(A block of data)
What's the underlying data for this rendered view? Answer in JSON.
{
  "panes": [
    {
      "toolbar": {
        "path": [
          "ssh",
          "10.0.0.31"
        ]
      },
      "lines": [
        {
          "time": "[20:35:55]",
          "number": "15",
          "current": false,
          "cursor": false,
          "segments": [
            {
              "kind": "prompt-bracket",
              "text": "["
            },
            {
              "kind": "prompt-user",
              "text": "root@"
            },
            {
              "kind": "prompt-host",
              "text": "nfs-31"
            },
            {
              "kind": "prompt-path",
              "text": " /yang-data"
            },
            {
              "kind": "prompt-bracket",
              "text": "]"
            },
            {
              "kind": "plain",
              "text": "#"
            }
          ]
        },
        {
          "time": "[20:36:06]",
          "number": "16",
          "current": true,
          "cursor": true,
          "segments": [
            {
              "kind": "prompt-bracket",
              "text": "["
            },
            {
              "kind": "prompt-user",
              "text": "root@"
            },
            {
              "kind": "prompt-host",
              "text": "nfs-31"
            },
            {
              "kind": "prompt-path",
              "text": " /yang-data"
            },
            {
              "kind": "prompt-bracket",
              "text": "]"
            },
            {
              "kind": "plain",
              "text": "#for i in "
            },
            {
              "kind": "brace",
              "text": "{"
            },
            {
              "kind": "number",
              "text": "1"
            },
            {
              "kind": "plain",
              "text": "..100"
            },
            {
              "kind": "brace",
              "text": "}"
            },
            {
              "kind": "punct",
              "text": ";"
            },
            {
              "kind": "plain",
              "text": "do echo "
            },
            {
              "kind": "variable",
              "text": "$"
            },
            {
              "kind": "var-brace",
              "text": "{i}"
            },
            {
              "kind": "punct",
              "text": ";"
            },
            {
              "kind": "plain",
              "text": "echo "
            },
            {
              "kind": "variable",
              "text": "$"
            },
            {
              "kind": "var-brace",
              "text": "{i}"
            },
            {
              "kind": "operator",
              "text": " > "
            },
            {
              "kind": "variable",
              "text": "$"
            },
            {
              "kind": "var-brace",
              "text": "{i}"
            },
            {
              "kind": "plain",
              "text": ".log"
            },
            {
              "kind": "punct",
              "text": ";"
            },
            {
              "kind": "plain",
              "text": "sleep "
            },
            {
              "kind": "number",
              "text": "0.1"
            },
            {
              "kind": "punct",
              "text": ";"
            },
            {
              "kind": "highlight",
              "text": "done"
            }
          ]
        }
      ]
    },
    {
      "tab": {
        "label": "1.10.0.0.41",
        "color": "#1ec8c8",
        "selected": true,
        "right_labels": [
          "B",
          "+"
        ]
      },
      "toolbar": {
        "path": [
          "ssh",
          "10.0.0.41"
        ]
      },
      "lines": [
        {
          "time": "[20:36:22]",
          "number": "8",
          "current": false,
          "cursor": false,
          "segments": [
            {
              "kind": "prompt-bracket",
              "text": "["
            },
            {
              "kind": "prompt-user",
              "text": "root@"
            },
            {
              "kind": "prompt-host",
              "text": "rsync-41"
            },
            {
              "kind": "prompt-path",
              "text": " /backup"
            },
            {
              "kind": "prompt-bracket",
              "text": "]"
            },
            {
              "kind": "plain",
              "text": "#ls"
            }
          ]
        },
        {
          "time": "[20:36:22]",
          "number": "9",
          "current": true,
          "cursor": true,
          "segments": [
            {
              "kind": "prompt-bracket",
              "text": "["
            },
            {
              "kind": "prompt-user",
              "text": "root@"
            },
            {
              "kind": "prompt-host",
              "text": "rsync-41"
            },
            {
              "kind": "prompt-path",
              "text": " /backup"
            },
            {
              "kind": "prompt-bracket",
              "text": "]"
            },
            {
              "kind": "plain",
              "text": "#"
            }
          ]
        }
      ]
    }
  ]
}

* Challenge *
List every line above that holds the word "number".

* The answer *
          "number": "15",
          "number": "16",
              "kind": "number",
              "kind": "number",
          "number": "8",
          "number": "9",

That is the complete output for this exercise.